→ Aim of the exercise
Go over the entries below line by line, copying each one that contains the word "later".

→ Input material

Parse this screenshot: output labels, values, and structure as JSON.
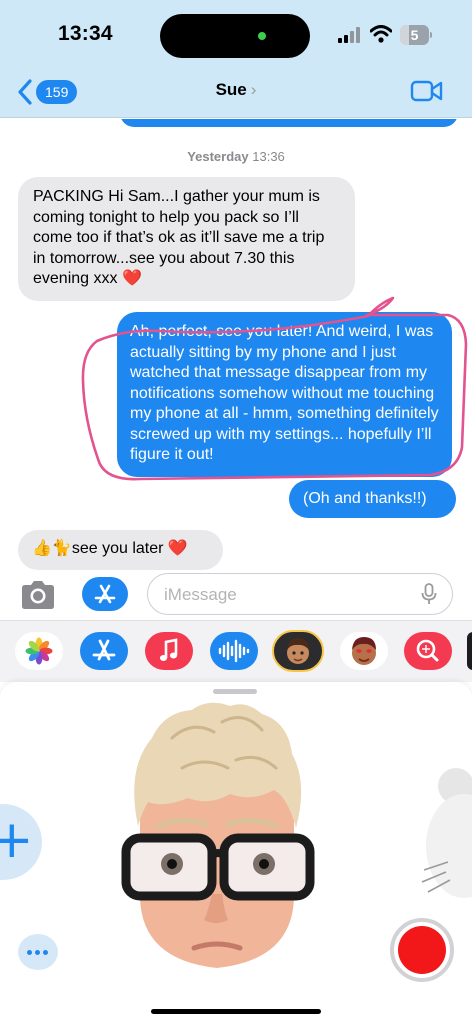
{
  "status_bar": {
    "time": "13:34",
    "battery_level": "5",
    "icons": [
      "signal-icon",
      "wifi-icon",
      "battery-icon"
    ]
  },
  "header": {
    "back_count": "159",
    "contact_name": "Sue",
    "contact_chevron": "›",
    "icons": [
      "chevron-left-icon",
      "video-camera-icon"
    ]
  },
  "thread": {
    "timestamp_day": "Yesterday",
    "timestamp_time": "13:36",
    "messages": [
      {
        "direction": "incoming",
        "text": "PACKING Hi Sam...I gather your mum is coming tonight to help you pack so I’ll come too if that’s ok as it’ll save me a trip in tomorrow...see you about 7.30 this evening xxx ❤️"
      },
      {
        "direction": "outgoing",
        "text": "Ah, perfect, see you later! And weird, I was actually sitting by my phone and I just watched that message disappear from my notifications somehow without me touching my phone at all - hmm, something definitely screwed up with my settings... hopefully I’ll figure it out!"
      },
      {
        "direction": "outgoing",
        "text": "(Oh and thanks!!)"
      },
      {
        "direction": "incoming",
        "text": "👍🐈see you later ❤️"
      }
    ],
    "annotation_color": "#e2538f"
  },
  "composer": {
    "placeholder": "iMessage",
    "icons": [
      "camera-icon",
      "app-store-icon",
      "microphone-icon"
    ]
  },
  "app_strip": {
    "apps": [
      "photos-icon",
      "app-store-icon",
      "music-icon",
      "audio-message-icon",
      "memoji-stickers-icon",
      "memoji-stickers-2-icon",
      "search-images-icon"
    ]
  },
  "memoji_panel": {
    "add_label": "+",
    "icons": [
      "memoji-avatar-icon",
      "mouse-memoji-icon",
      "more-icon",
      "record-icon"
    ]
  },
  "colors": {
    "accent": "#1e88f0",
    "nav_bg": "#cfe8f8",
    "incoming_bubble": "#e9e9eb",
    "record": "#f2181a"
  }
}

→ Written response
        "text": "Ah, perfect, see you later! And weird, I was actually sitting by my phone and I just watched that message disappear from my notifications somehow without me touching my phone at all - hmm, something definitely screwed up with my settings... hopefully I’ll figure it out!"
        "text": "👍🐈see you later ❤️"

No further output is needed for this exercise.